Give every line again exactly as it appears, please, but not the pictures.

Chart and figure data
========

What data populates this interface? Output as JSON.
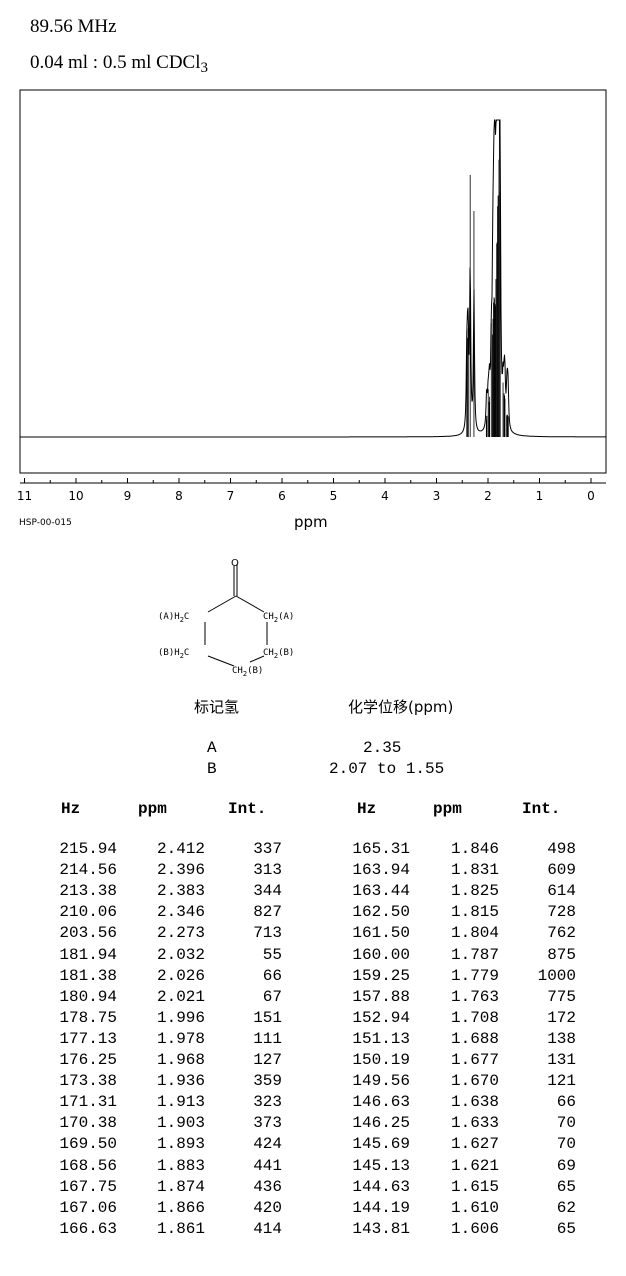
{
  "header": {
    "frequency": "89.56 MHz",
    "sample_main": "0.04 ml : 0.5 ml CDCl",
    "sample_sub": "3"
  },
  "code": "HSP-00-015",
  "chart_data": {
    "type": "line",
    "xlabel": "ppm",
    "xlim": [
      11,
      0
    ],
    "x_ticks": [
      "11",
      "10",
      "9",
      "8",
      "7",
      "6",
      "5",
      "4",
      "3",
      "2",
      "1",
      "0"
    ],
    "reversed_x": true,
    "grid": false,
    "peaks": [
      {
        "ppm": 2.412,
        "int": 337
      },
      {
        "ppm": 2.396,
        "int": 313
      },
      {
        "ppm": 2.383,
        "int": 344
      },
      {
        "ppm": 2.346,
        "int": 827
      },
      {
        "ppm": 2.273,
        "int": 713
      },
      {
        "ppm": 2.032,
        "int": 55
      },
      {
        "ppm": 2.026,
        "int": 66
      },
      {
        "ppm": 2.021,
        "int": 67
      },
      {
        "ppm": 1.996,
        "int": 151
      },
      {
        "ppm": 1.978,
        "int": 111
      },
      {
        "ppm": 1.968,
        "int": 127
      },
      {
        "ppm": 1.936,
        "int": 359
      },
      {
        "ppm": 1.913,
        "int": 323
      },
      {
        "ppm": 1.903,
        "int": 373
      },
      {
        "ppm": 1.893,
        "int": 424
      },
      {
        "ppm": 1.883,
        "int": 441
      },
      {
        "ppm": 1.874,
        "int": 436
      },
      {
        "ppm": 1.866,
        "int": 420
      },
      {
        "ppm": 1.861,
        "int": 414
      },
      {
        "ppm": 1.846,
        "int": 498
      },
      {
        "ppm": 1.831,
        "int": 609
      },
      {
        "ppm": 1.825,
        "int": 614
      },
      {
        "ppm": 1.815,
        "int": 728
      },
      {
        "ppm": 1.804,
        "int": 762
      },
      {
        "ppm": 1.787,
        "int": 875
      },
      {
        "ppm": 1.779,
        "int": 1000
      },
      {
        "ppm": 1.763,
        "int": 775
      },
      {
        "ppm": 1.708,
        "int": 172
      },
      {
        "ppm": 1.688,
        "int": 138
      },
      {
        "ppm": 1.677,
        "int": 131
      },
      {
        "ppm": 1.67,
        "int": 121
      },
      {
        "ppm": 1.638,
        "int": 66
      },
      {
        "ppm": 1.633,
        "int": 70
      },
      {
        "ppm": 1.627,
        "int": 70
      },
      {
        "ppm": 1.621,
        "int": 69
      },
      {
        "ppm": 1.615,
        "int": 65
      },
      {
        "ppm": 1.61,
        "int": 62
      },
      {
        "ppm": 1.606,
        "int": 65
      }
    ]
  },
  "structure": {
    "oxygen": "O",
    "a_left": "(A)H",
    "a_left_sub": "2",
    "a_left_c": "C",
    "a_right": "CH",
    "a_right_sub": "2",
    "a_right_tag": "(A)",
    "b_left": "(B)H",
    "b_left_sub": "2",
    "b_left_c": "C",
    "b_right": "CH",
    "b_right_sub": "2",
    "b_right_tag": "(B)",
    "b_bottom": "CH",
    "b_bottom_sub": "2",
    "b_bottom_tag": "(B)"
  },
  "assignment": {
    "col1_header": "标记氢",
    "col2_header": "化学位移(ppm)",
    "rows": [
      {
        "label": "A",
        "shift": "2.35"
      },
      {
        "label": "B",
        "shift": "2.07 to 1.55"
      }
    ]
  },
  "peak_table": {
    "headers": [
      "Hz",
      "ppm",
      "Int."
    ],
    "left": [
      [
        "215.94",
        "2.412",
        "337"
      ],
      [
        "214.56",
        "2.396",
        "313"
      ],
      [
        "213.38",
        "2.383",
        "344"
      ],
      [
        "210.06",
        "2.346",
        "827"
      ],
      [
        "203.56",
        "2.273",
        "713"
      ],
      [
        "181.94",
        "2.032",
        "55"
      ],
      [
        "181.38",
        "2.026",
        "66"
      ],
      [
        "180.94",
        "2.021",
        "67"
      ],
      [
        "178.75",
        "1.996",
        "151"
      ],
      [
        "177.13",
        "1.978",
        "111"
      ],
      [
        "176.25",
        "1.968",
        "127"
      ],
      [
        "173.38",
        "1.936",
        "359"
      ],
      [
        "171.31",
        "1.913",
        "323"
      ],
      [
        "170.38",
        "1.903",
        "373"
      ],
      [
        "169.50",
        "1.893",
        "424"
      ],
      [
        "168.56",
        "1.883",
        "441"
      ],
      [
        "167.75",
        "1.874",
        "436"
      ],
      [
        "167.06",
        "1.866",
        "420"
      ],
      [
        "166.63",
        "1.861",
        "414"
      ]
    ],
    "right": [
      [
        "165.31",
        "1.846",
        "498"
      ],
      [
        "163.94",
        "1.831",
        "609"
      ],
      [
        "163.44",
        "1.825",
        "614"
      ],
      [
        "162.50",
        "1.815",
        "728"
      ],
      [
        "161.50",
        "1.804",
        "762"
      ],
      [
        "160.00",
        "1.787",
        "875"
      ],
      [
        "159.25",
        "1.779",
        "1000"
      ],
      [
        "157.88",
        "1.763",
        "775"
      ],
      [
        "152.94",
        "1.708",
        "172"
      ],
      [
        "151.13",
        "1.688",
        "138"
      ],
      [
        "150.19",
        "1.677",
        "131"
      ],
      [
        "149.56",
        "1.670",
        "121"
      ],
      [
        "146.63",
        "1.638",
        "66"
      ],
      [
        "146.25",
        "1.633",
        "70"
      ],
      [
        "145.69",
        "1.627",
        "70"
      ],
      [
        "145.13",
        "1.621",
        "69"
      ],
      [
        "144.63",
        "1.615",
        "65"
      ],
      [
        "144.19",
        "1.610",
        "62"
      ],
      [
        "143.81",
        "1.606",
        "65"
      ]
    ]
  }
}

========

## OUTPUT FOR THIS TASK
What data populates this interface? Output as JSON.
{
  "header": {
    "frequency": "89.56 MHz",
    "sample_main": "0.04 ml : 0.5 ml CDCl",
    "sample_sub": "3"
  },
  "code": "HSP-00-015",
  "chart_data": {
    "type": "line",
    "xlabel": "ppm",
    "xlim": [
      11,
      0
    ],
    "x_ticks": [
      "11",
      "10",
      "9",
      "8",
      "7",
      "6",
      "5",
      "4",
      "3",
      "2",
      "1",
      "0"
    ],
    "reversed_x": true,
    "grid": false,
    "peaks": [
      {
        "ppm": 2.412,
        "int": 337
      },
      {
        "ppm": 2.396,
        "int": 313
      },
      {
        "ppm": 2.383,
        "int": 344
      },
      {
        "ppm": 2.346,
        "int": 827
      },
      {
        "ppm": 2.273,
        "int": 713
      },
      {
        "ppm": 2.032,
        "int": 55
      },
      {
        "ppm": 2.026,
        "int": 66
      },
      {
        "ppm": 2.021,
        "int": 67
      },
      {
        "ppm": 1.996,
        "int": 151
      },
      {
        "ppm": 1.978,
        "int": 111
      },
      {
        "ppm": 1.968,
        "int": 127
      },
      {
        "ppm": 1.936,
        "int": 359
      },
      {
        "ppm": 1.913,
        "int": 323
      },
      {
        "ppm": 1.903,
        "int": 373
      },
      {
        "ppm": 1.893,
        "int": 424
      },
      {
        "ppm": 1.883,
        "int": 441
      },
      {
        "ppm": 1.874,
        "int": 436
      },
      {
        "ppm": 1.866,
        "int": 420
      },
      {
        "ppm": 1.861,
        "int": 414
      },
      {
        "ppm": 1.846,
        "int": 498
      },
      {
        "ppm": 1.831,
        "int": 609
      },
      {
        "ppm": 1.825,
        "int": 614
      },
      {
        "ppm": 1.815,
        "int": 728
      },
      {
        "ppm": 1.804,
        "int": 762
      },
      {
        "ppm": 1.787,
        "int": 875
      },
      {
        "ppm": 1.779,
        "int": 1000
      },
      {
        "ppm": 1.763,
        "int": 775
      },
      {
        "ppm": 1.708,
        "int": 172
      },
      {
        "ppm": 1.688,
        "int": 138
      },
      {
        "ppm": 1.677,
        "int": 131
      },
      {
        "ppm": 1.67,
        "int": 121
      },
      {
        "ppm": 1.638,
        "int": 66
      },
      {
        "ppm": 1.633,
        "int": 70
      },
      {
        "ppm": 1.627,
        "int": 70
      },
      {
        "ppm": 1.621,
        "int": 69
      },
      {
        "ppm": 1.615,
        "int": 65
      },
      {
        "ppm": 1.61,
        "int": 62
      },
      {
        "ppm": 1.606,
        "int": 65
      }
    ]
  },
  "structure": {
    "oxygen": "O",
    "a_left": "(A)H",
    "a_left_sub": "2",
    "a_left_c": "C",
    "a_right": "CH",
    "a_right_sub": "2",
    "a_right_tag": "(A)",
    "b_left": "(B)H",
    "b_left_sub": "2",
    "b_left_c": "C",
    "b_right": "CH",
    "b_right_sub": "2",
    "b_right_tag": "(B)",
    "b_bottom": "CH",
    "b_bottom_sub": "2",
    "b_bottom_tag": "(B)"
  },
  "assignment": {
    "col1_header": "标记氢",
    "col2_header": "化学位移(ppm)",
    "rows": [
      {
        "label": "A",
        "shift": "2.35"
      },
      {
        "label": "B",
        "shift": "2.07 to 1.55"
      }
    ]
  },
  "peak_table": {
    "headers": [
      "Hz",
      "ppm",
      "Int."
    ],
    "left": [
      [
        "215.94",
        "2.412",
        "337"
      ],
      [
        "214.56",
        "2.396",
        "313"
      ],
      [
        "213.38",
        "2.383",
        "344"
      ],
      [
        "210.06",
        "2.346",
        "827"
      ],
      [
        "203.56",
        "2.273",
        "713"
      ],
      [
        "181.94",
        "2.032",
        "55"
      ],
      [
        "181.38",
        "2.026",
        "66"
      ],
      [
        "180.94",
        "2.021",
        "67"
      ],
      [
        "178.75",
        "1.996",
        "151"
      ],
      [
        "177.13",
        "1.978",
        "111"
      ],
      [
        "176.25",
        "1.968",
        "127"
      ],
      [
        "173.38",
        "1.936",
        "359"
      ],
      [
        "171.31",
        "1.913",
        "323"
      ],
      [
        "170.38",
        "1.903",
        "373"
      ],
      [
        "169.50",
        "1.893",
        "424"
      ],
      [
        "168.56",
        "1.883",
        "441"
      ],
      [
        "167.75",
        "1.874",
        "436"
      ],
      [
        "167.06",
        "1.866",
        "420"
      ],
      [
        "166.63",
        "1.861",
        "414"
      ]
    ],
    "right": [
      [
        "165.31",
        "1.846",
        "498"
      ],
      [
        "163.94",
        "1.831",
        "609"
      ],
      [
        "163.44",
        "1.825",
        "614"
      ],
      [
        "162.50",
        "1.815",
        "728"
      ],
      [
        "161.50",
        "1.804",
        "762"
      ],
      [
        "160.00",
        "1.787",
        "875"
      ],
      [
        "159.25",
        "1.779",
        "1000"
      ],
      [
        "157.88",
        "1.763",
        "775"
      ],
      [
        "152.94",
        "1.708",
        "172"
      ],
      [
        "151.13",
        "1.688",
        "138"
      ],
      [
        "150.19",
        "1.677",
        "131"
      ],
      [
        "149.56",
        "1.670",
        "121"
      ],
      [
        "146.63",
        "1.638",
        "66"
      ],
      [
        "146.25",
        "1.633",
        "70"
      ],
      [
        "145.69",
        "1.627",
        "70"
      ],
      [
        "145.13",
        "1.621",
        "69"
      ],
      [
        "144.63",
        "1.615",
        "65"
      ],
      [
        "144.19",
        "1.610",
        "62"
      ],
      [
        "143.81",
        "1.606",
        "65"
      ]
    ]
  }
}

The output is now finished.